Stored dataset items:
>> Start

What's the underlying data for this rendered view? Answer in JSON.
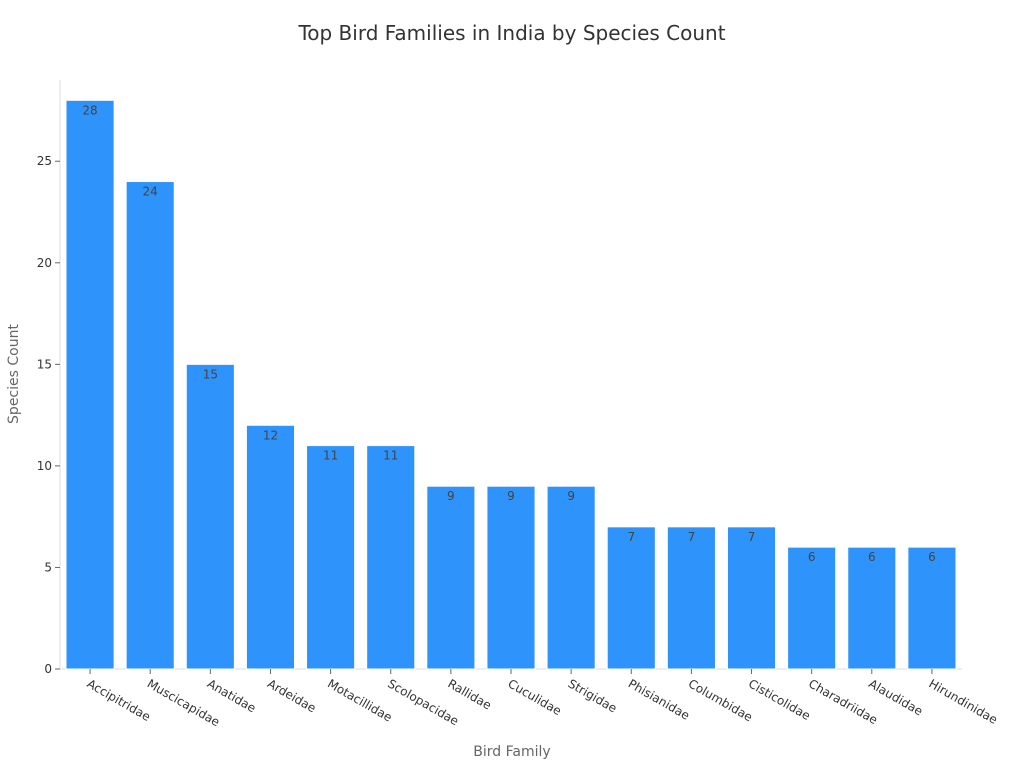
{
  "chart_data": {
    "type": "bar",
    "title": "Top Bird Families in India by Species Count",
    "xlabel": "Bird Family",
    "ylabel": "Species Count",
    "categories": [
      "Accipitridae",
      "Muscicapidae",
      "Anatidae",
      "Ardeidae",
      "Motacillidae",
      "Scolopacidae",
      "Rallidae",
      "Cuculidae",
      "Strigidae",
      "Phisianidae",
      "Columbidae",
      "Cisticolidae",
      "Charadriidae",
      "Alaudidae",
      "Hirundinidae"
    ],
    "values": [
      28,
      24,
      15,
      12,
      11,
      11,
      9,
      9,
      9,
      7,
      7,
      7,
      6,
      6,
      6
    ],
    "ylim": [
      0,
      29
    ],
    "yticks": [
      0,
      5,
      10,
      15,
      20,
      25
    ],
    "bar_color": "#2e93fa",
    "data_labels": true,
    "grid": false,
    "legend": "none"
  }
}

>> End

Exercise
Output each line exactly; omit every picture.

Answer for the task
What's the underlying data for this rendered view? Answer in JSON.
{
  "chart_data": {
    "type": "bar",
    "title": "Top Bird Families in India by Species Count",
    "xlabel": "Bird Family",
    "ylabel": "Species Count",
    "categories": [
      "Accipitridae",
      "Muscicapidae",
      "Anatidae",
      "Ardeidae",
      "Motacillidae",
      "Scolopacidae",
      "Rallidae",
      "Cuculidae",
      "Strigidae",
      "Phisianidae",
      "Columbidae",
      "Cisticolidae",
      "Charadriidae",
      "Alaudidae",
      "Hirundinidae"
    ],
    "values": [
      28,
      24,
      15,
      12,
      11,
      11,
      9,
      9,
      9,
      7,
      7,
      7,
      6,
      6,
      6
    ],
    "ylim": [
      0,
      29
    ],
    "yticks": [
      0,
      5,
      10,
      15,
      20,
      25
    ],
    "bar_color": "#2e93fa",
    "data_labels": true,
    "grid": false,
    "legend": "none"
  }
}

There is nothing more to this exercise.